**ВЫБРАННЫЙ ТЕКСТ:**
+===+

Поутру, к завтраку, к нам забрёл марокканский «ковбой» со своей коровой. Чтобы согреть скотинку, юноша первым делом сложил небольшой костерок из принесённого с собой хвороста, затем подсел к нам. Мы предложили ему кусок сыра, который он немедленно насадил на конец длинной тонкой хворостины. Присев на корточки у костра, парень принялся поджаривать сыр. Вскоре сыр превратился в горячий резиноподобный комок, такой мерзкий на вкус, что даже корова не сразу сообразила, как с ним поступить, когда парень с отвращением запустил в неё плавленым шариком. Жестом попросив ещё кусочек, «ковбой» на этот раз отправил его в карман бурнуса, про запас.

После завтрака Ларри чистил зубы. На физиономию парня наползло выражение полного недоумения. Приблизившись к Ларри нос к носу, он с недоверием наблюдал за тем, как тот орудует щёткой во рту. К полной его неожиданности Ларри вытащил щётку, растянул губы в улыбке и с силой сплюнул сквозь зубы струйку белой вспененной пасты. Наш приятель залился диким смехом, заскакал вокруг своей коровы, хлопая в ладоши и тыча пальцем в пенистую улыбку моего мужа.

Вскоре после того, как мы двинулись в путь, на дороге показалась развилка, не обозначенная на наших картах. Надписи на указателях были сделаны исключительно на арабском, и мы с Ларри глубокомысленно изучали их.

— Ну и как по-твоему? — спросил наконец Ларри.— Что больше похоже на «Фес»? Каракульки на том, что справа, или на том, что слева?

Пока мы занимались исследованием «каракулек и загогулинок», двое юных козопасов с близлежащих лугов подбежали к нам поглазеть на наши велосипеды.

+===+

**ФОРМУЛИРОВКА ЗАДАНИЯ A:**
Ответьте по отрывку на вопросы:
(i) Куда «ковбой» отправил второй кусочек сыра?
(ii) Что делал Ларри после завтрака?
(iii) На каком языке были надписи на указателях у развилки?
**ФОРМУЛИРОВКА ЗАДАНИЯ B:** Верните без изменений строки из записей: начните со строки, где есть «- y-tick-label: -60: [11, 621, 26, 632]», и закончите строкой, где есть «- x-tick-mark: [487, 801, 489, 805]».

**ДАННЫЕ ДЛЯ ЗАДАНИЯ:**
+===+

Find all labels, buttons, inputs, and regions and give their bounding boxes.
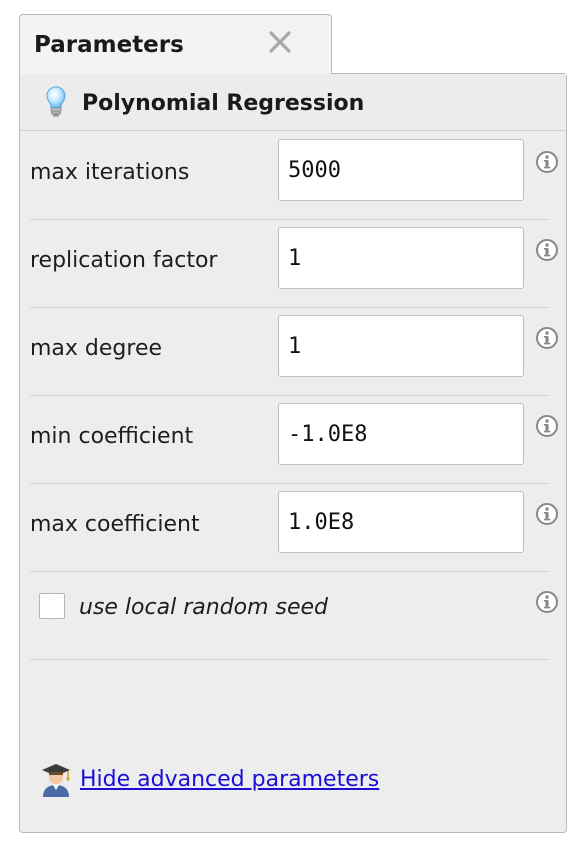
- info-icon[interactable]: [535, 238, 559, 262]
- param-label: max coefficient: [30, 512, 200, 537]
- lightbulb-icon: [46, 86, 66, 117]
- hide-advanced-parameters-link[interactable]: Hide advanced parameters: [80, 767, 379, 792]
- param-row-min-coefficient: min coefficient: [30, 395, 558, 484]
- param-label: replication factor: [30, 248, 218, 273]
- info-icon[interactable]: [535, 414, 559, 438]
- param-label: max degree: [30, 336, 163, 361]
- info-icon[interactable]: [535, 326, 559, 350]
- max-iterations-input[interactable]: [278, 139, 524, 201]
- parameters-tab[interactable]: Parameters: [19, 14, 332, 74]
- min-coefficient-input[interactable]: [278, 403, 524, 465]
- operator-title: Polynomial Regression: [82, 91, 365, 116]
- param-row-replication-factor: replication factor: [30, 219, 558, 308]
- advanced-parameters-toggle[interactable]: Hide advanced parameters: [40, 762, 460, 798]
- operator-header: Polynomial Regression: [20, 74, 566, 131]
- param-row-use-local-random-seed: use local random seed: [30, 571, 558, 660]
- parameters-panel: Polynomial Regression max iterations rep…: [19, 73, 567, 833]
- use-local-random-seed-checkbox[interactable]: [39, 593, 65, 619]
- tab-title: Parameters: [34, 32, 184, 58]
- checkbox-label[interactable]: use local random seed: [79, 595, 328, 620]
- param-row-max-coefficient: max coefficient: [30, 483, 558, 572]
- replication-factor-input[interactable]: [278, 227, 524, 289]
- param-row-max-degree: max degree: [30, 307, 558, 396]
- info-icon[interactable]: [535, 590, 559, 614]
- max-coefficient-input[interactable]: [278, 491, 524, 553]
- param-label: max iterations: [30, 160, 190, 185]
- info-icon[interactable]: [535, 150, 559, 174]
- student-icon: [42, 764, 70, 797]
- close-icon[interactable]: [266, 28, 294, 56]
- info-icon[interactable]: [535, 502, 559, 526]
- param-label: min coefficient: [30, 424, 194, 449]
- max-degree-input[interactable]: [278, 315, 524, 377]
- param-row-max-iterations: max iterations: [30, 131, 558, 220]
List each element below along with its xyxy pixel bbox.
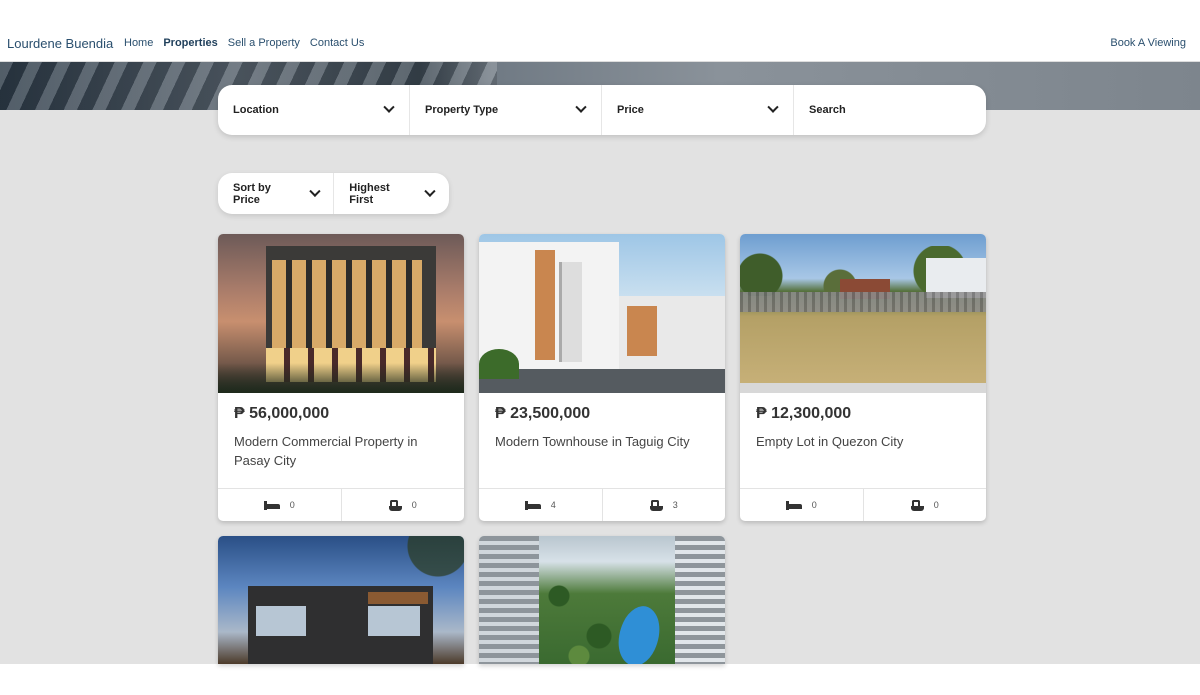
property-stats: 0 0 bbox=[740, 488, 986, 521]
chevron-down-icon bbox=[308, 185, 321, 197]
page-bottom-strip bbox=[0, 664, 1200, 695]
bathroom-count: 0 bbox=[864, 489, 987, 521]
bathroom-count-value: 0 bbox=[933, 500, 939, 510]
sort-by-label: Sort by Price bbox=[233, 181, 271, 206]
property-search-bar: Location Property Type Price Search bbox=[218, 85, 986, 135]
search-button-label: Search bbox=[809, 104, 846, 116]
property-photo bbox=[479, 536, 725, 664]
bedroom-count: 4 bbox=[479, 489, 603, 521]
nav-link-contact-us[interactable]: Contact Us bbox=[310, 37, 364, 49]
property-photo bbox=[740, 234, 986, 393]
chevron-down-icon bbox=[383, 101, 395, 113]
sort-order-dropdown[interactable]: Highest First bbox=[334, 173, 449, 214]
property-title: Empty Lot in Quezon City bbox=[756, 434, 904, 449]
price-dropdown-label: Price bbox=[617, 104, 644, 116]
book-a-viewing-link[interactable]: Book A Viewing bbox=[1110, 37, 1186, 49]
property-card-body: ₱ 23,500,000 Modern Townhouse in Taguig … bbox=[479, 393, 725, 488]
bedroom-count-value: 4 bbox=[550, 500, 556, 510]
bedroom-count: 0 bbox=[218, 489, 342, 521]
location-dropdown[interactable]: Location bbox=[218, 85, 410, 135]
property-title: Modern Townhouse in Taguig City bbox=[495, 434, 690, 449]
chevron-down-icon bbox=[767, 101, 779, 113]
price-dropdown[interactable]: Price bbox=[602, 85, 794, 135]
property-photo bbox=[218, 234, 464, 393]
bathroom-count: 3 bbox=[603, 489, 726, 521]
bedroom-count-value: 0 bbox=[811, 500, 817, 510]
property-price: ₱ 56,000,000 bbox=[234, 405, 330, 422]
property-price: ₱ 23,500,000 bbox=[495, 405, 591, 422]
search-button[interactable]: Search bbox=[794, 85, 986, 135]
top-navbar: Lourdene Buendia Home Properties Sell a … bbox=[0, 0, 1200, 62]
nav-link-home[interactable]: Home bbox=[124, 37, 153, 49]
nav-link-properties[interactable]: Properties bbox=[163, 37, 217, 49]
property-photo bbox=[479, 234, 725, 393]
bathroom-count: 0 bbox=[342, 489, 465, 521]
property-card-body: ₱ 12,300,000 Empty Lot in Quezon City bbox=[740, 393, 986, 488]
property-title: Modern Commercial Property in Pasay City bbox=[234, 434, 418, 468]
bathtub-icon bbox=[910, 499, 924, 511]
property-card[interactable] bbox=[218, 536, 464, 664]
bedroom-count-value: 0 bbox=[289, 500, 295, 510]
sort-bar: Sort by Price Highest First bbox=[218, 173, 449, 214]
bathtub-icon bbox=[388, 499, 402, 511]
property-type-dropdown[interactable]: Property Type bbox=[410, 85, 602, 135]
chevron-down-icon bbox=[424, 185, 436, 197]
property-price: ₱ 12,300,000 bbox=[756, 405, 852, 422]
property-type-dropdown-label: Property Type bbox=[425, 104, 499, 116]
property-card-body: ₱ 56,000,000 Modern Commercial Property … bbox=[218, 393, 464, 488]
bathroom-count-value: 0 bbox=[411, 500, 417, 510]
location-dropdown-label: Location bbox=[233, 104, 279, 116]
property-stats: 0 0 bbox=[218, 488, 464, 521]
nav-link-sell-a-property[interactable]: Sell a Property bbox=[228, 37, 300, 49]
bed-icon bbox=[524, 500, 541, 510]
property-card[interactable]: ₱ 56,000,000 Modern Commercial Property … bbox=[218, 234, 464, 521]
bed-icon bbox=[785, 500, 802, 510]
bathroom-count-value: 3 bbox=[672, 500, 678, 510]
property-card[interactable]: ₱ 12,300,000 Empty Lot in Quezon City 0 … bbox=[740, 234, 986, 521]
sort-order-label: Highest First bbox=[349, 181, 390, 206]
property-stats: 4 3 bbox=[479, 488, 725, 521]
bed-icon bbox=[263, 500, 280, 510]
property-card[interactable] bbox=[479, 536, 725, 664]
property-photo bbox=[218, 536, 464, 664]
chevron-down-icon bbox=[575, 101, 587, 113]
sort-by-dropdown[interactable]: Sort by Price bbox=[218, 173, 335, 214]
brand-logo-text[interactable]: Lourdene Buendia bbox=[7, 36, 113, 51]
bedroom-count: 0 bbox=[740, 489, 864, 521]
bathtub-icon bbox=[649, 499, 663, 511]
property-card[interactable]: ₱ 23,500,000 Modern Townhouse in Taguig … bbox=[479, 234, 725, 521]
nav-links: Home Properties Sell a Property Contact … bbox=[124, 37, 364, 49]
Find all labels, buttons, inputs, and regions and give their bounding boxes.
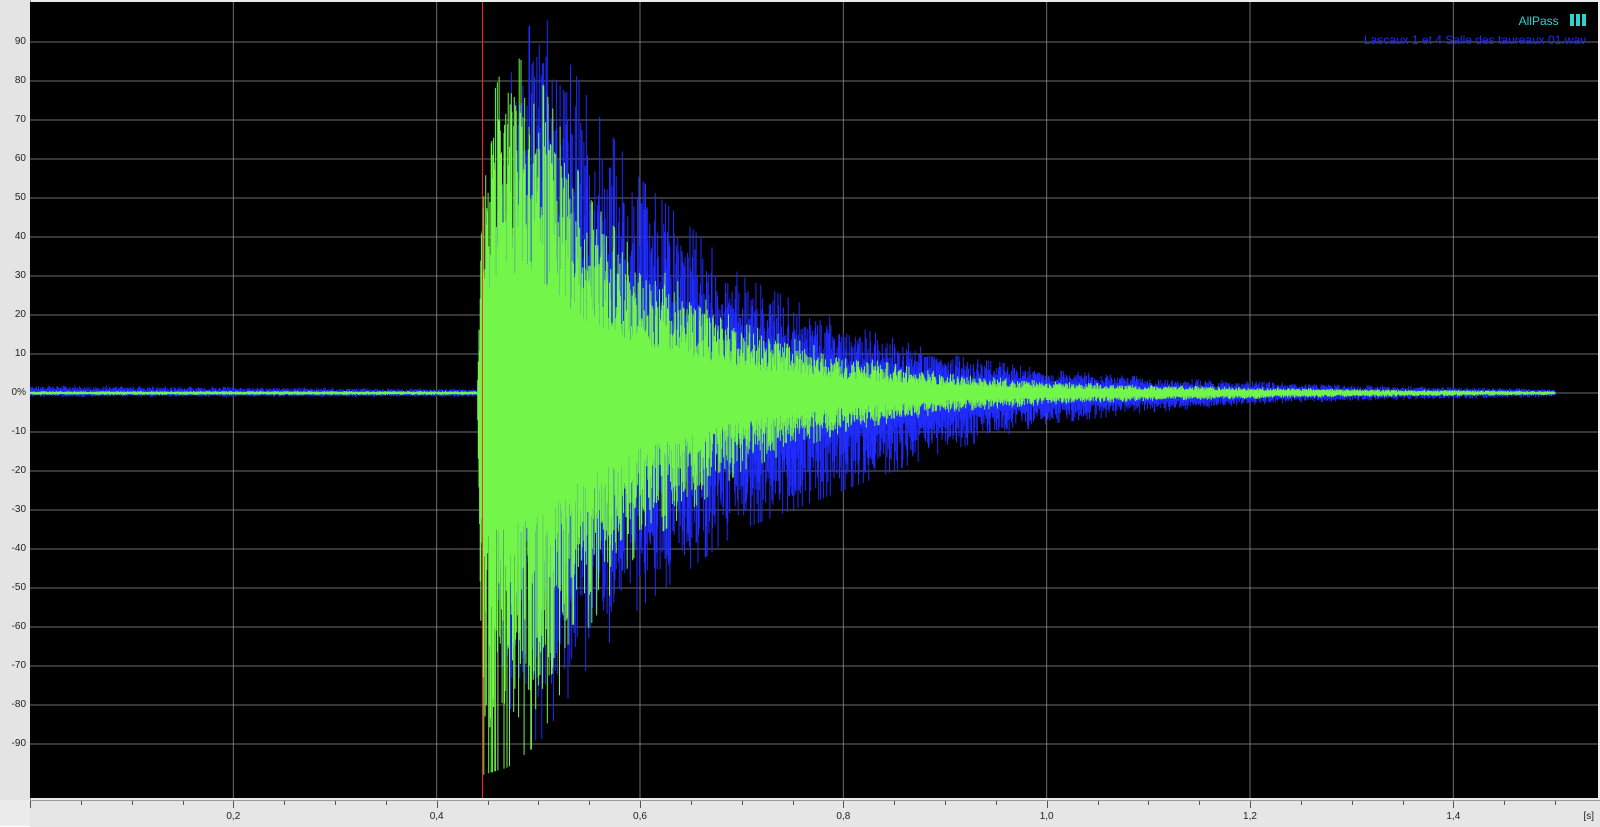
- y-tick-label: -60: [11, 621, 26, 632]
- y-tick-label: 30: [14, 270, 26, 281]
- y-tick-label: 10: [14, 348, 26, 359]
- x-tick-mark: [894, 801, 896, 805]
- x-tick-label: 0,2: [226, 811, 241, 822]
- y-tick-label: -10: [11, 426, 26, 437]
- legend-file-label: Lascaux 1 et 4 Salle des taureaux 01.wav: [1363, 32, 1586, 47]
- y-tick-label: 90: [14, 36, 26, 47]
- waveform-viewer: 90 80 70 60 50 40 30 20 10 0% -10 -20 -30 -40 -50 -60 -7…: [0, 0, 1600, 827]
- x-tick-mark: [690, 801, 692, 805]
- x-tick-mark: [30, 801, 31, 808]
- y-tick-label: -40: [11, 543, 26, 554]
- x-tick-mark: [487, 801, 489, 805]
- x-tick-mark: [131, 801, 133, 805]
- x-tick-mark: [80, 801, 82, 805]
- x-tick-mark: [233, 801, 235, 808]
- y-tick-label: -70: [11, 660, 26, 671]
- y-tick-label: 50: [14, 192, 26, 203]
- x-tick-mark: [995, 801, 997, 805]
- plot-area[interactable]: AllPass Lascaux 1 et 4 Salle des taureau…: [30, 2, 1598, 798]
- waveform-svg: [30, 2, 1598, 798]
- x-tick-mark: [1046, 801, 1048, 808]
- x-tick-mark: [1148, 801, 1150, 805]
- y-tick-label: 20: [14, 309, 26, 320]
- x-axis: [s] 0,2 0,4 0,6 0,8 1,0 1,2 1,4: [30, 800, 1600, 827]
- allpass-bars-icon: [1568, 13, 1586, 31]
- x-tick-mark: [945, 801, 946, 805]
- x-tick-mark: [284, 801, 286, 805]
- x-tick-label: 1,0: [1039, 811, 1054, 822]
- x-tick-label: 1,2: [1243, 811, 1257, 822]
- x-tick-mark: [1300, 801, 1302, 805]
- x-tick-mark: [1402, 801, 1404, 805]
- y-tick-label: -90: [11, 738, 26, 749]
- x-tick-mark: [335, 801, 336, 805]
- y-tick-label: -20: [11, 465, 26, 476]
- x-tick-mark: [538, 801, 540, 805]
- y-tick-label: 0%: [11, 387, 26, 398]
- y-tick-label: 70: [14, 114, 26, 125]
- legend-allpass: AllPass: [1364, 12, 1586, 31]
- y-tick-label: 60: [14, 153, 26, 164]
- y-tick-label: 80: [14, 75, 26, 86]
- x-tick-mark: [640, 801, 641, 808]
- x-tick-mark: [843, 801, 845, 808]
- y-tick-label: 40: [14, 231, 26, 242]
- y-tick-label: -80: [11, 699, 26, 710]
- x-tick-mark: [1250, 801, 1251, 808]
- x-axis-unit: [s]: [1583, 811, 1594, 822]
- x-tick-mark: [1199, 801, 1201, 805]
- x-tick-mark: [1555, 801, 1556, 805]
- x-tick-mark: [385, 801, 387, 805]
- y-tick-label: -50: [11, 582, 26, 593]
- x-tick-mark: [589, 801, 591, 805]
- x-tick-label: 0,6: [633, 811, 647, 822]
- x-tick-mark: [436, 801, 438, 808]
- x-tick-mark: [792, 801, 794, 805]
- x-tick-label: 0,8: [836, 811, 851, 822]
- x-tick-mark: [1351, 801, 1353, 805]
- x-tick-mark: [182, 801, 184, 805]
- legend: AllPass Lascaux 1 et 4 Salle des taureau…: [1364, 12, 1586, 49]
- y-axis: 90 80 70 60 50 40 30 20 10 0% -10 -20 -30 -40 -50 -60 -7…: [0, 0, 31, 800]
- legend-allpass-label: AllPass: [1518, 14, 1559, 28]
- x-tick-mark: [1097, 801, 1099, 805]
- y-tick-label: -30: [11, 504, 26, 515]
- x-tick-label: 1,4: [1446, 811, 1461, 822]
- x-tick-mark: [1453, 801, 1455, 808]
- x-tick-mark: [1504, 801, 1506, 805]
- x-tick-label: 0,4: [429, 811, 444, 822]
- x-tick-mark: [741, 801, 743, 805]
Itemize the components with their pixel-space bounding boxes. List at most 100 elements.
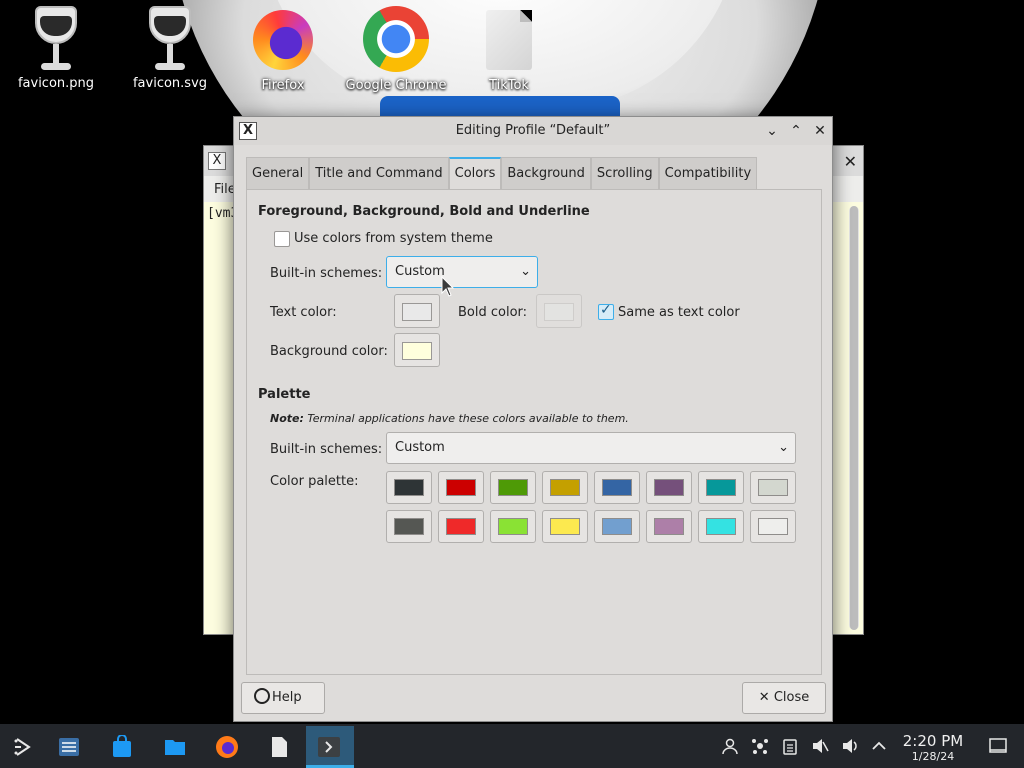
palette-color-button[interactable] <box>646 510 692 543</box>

+===+

**ПРАВИЛЬНЫЙ ОТВЕТ A:**
(i) В карман бурнуса, про запас.
(ii) Чистил зубы.
(iii) Исключительно на арабском.

**ПРАВИЛЬНЫЙ ОТВЕТ B:**
- y-tick-label: -60: [11, 621, 26, 632]
- y-tick-label: 30: [14, 270, 26, 281]
- y-tick-label: 10: [14, 348, 26, 359]
- x-tick-mark: [894, 801, 896, 805]
- x-tick-label: 0,2: [226, 811, 241, 822]
- y-tick-label: -10: [11, 426, 26, 437]
- legend-file-label: Lascaux 1 et 4 Salle des taureaux 01.wav: [1363, 32, 1586, 47]
- y-tick-label: 90: [14, 36, 26, 47]
- waveform-viewer: 90 80 70 60 50 40 30 20 10 0% -10 -20 -30 -40 -50 -60 -7…: [0, 0, 1600, 827]
- x-tick-mark: [690, 801, 692, 805]
- x-tick-mark: [30, 801, 31, 808]
- y-tick-label: -40: [11, 543, 26, 554]
- x-tick-mark: [487, 801, 489, 805]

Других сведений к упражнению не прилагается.